→ Directions: Copy the records below exactly, leaving out every picture.

Collected data entries
####

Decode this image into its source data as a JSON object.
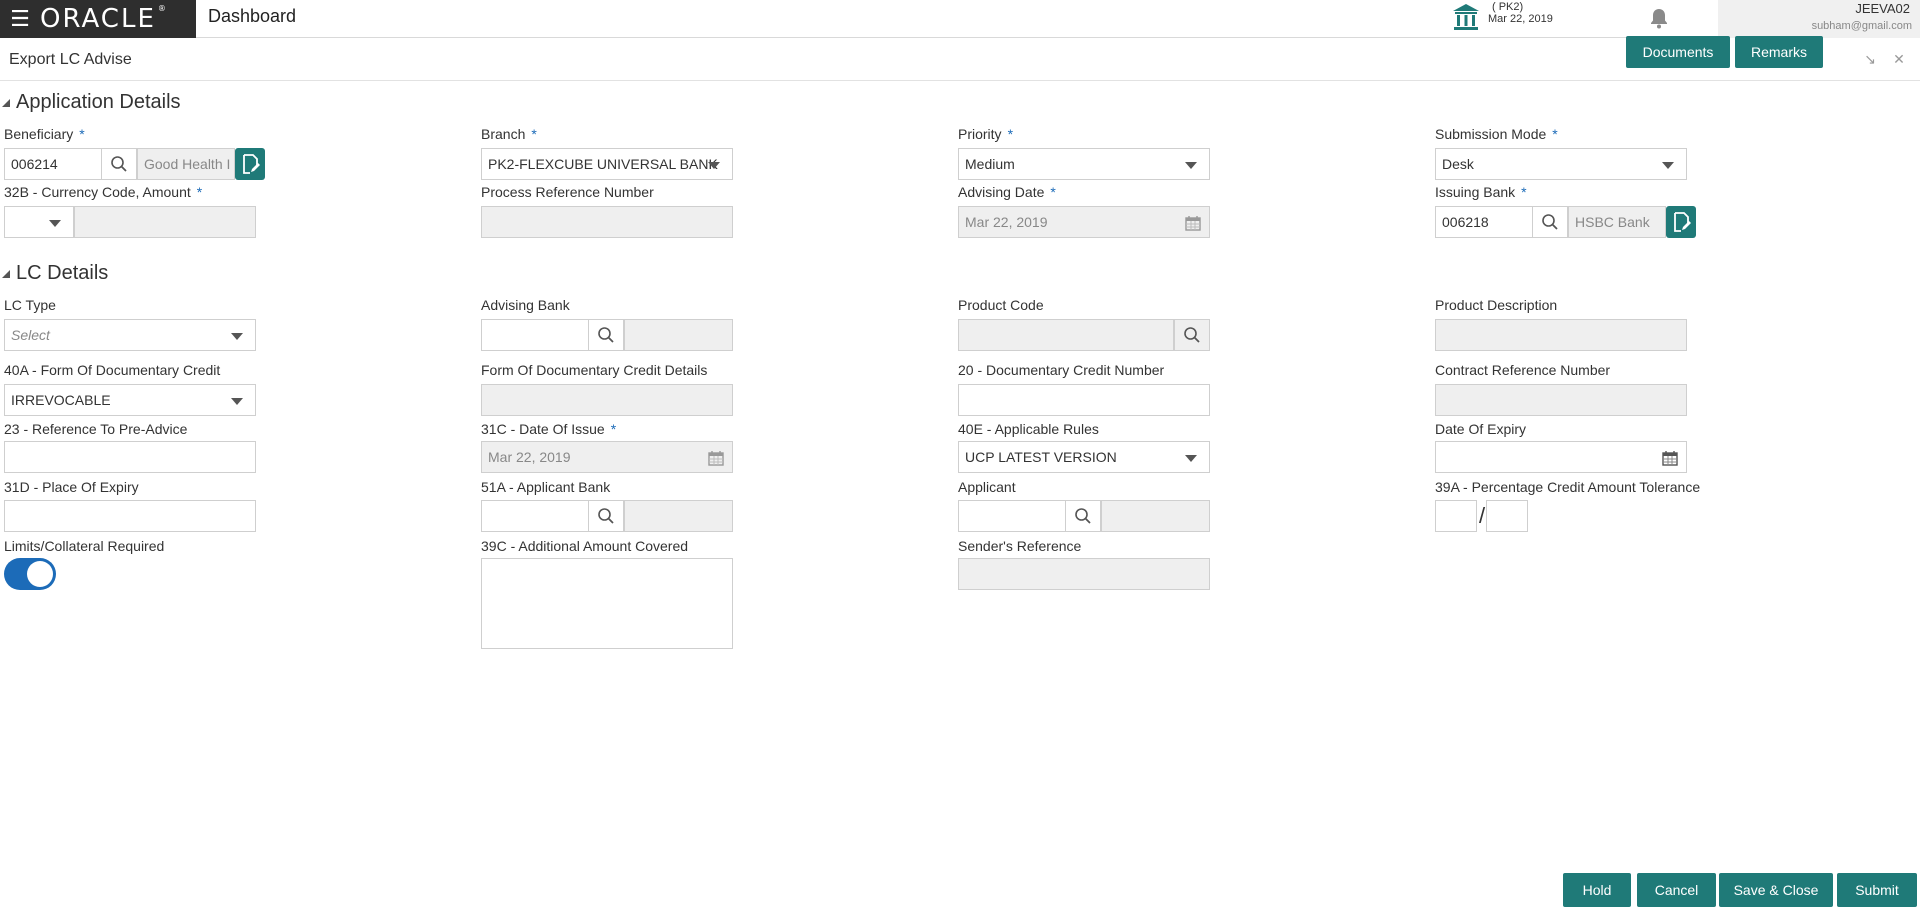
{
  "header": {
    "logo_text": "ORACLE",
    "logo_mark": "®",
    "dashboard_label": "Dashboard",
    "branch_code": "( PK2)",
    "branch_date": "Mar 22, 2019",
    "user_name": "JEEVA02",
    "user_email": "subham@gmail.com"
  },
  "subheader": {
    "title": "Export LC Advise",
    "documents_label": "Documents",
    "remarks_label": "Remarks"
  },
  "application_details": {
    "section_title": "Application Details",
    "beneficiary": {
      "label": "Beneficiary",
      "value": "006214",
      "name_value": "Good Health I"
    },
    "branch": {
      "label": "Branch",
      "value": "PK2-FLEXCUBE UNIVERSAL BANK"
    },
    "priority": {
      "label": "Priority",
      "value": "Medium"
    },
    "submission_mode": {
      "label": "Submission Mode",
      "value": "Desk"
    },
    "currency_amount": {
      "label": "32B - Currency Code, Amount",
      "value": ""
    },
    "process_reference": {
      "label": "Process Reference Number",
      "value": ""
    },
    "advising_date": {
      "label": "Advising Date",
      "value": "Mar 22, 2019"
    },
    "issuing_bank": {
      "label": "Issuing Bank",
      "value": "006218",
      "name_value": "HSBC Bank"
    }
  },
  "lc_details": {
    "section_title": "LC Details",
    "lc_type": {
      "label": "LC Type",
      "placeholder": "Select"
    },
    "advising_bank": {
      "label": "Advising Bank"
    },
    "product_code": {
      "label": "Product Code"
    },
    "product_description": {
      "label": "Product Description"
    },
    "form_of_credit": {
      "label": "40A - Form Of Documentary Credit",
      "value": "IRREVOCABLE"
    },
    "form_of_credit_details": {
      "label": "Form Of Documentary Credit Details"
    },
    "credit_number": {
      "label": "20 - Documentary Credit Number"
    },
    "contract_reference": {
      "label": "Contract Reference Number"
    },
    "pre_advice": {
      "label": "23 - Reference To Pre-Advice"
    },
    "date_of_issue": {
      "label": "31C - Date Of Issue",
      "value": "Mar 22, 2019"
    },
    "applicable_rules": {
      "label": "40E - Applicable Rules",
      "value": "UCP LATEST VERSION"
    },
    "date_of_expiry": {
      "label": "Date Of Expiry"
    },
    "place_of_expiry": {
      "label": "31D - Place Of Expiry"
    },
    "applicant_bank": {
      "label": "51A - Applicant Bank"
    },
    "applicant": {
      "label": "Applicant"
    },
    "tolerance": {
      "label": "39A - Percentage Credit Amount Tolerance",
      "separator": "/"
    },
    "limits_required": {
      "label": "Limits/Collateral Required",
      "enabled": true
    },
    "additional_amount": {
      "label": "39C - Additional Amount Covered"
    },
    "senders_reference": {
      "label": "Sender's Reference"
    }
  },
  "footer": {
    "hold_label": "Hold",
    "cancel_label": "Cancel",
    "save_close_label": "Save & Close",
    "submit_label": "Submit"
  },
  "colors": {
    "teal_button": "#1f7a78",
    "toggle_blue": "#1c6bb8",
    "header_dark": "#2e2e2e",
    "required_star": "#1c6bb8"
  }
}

####

→ The solution:
Decode this image into its source data as a JSON object.
{
  "header": {
    "logo_text": "ORACLE",
    "logo_mark": "®",
    "dashboard_label": "Dashboard",
    "branch_code": "( PK2)",
    "branch_date": "Mar 22, 2019",
    "user_name": "JEEVA02",
    "user_email": "subham@gmail.com"
  },
  "subheader": {
    "title": "Export LC Advise",
    "documents_label": "Documents",
    "remarks_label": "Remarks"
  },
  "application_details": {
    "section_title": "Application Details",
    "beneficiary": {
      "label": "Beneficiary",
      "value": "006214",
      "name_value": "Good Health I"
    },
    "branch": {
      "label": "Branch",
      "value": "PK2-FLEXCUBE UNIVERSAL BANK"
    },
    "priority": {
      "label": "Priority",
      "value": "Medium"
    },
    "submission_mode": {
      "label": "Submission Mode",
      "value": "Desk"
    },
    "currency_amount": {
      "label": "32B - Currency Code, Amount",
      "value": ""
    },
    "process_reference": {
      "label": "Process Reference Number",
      "value": ""
    },
    "advising_date": {
      "label": "Advising Date",
      "value": "Mar 22, 2019"
    },
    "issuing_bank": {
      "label": "Issuing Bank",
      "value": "006218",
      "name_value": "HSBC Bank"
    }
  },
  "lc_details": {
    "section_title": "LC Details",
    "lc_type": {
      "label": "LC Type",
      "placeholder": "Select"
    },
    "advising_bank": {
      "label": "Advising Bank"
    },
    "product_code": {
      "label": "Product Code"
    },
    "product_description": {
      "label": "Product Description"
    },
    "form_of_credit": {
      "label": "40A - Form Of Documentary Credit",
      "value": "IRREVOCABLE"
    },
    "form_of_credit_details": {
      "label": "Form Of Documentary Credit Details"
    },
    "credit_number": {
      "label": "20 - Documentary Credit Number"
    },
    "contract_reference": {
      "label": "Contract Reference Number"
    },
    "pre_advice": {
      "label": "23 - Reference To Pre-Advice"
    },
    "date_of_issue": {
      "label": "31C - Date Of Issue",
      "value": "Mar 22, 2019"
    },
    "applicable_rules": {
      "label": "40E - Applicable Rules",
      "value": "UCP LATEST VERSION"
    },
    "date_of_expiry": {
      "label": "Date Of Expiry"
    },
    "place_of_expiry": {
      "label": "31D - Place Of Expiry"
    },
    "applicant_bank": {
      "label": "51A - Applicant Bank"
    },
    "applicant": {
      "label": "Applicant"
    },
    "tolerance": {
      "label": "39A - Percentage Credit Amount Tolerance",
      "separator": "/"
    },
    "limits_required": {
      "label": "Limits/Collateral Required",
      "enabled": true
    },
    "additional_amount": {
      "label": "39C - Additional Amount Covered"
    },
    "senders_reference": {
      "label": "Sender's Reference"
    }
  },
  "footer": {
    "hold_label": "Hold",
    "cancel_label": "Cancel",
    "save_close_label": "Save & Close",
    "submit_label": "Submit"
  },
  "colors": {
    "teal_button": "#1f7a78",
    "toggle_blue": "#1c6bb8",
    "header_dark": "#2e2e2e",
    "required_star": "#1c6bb8"
  }
}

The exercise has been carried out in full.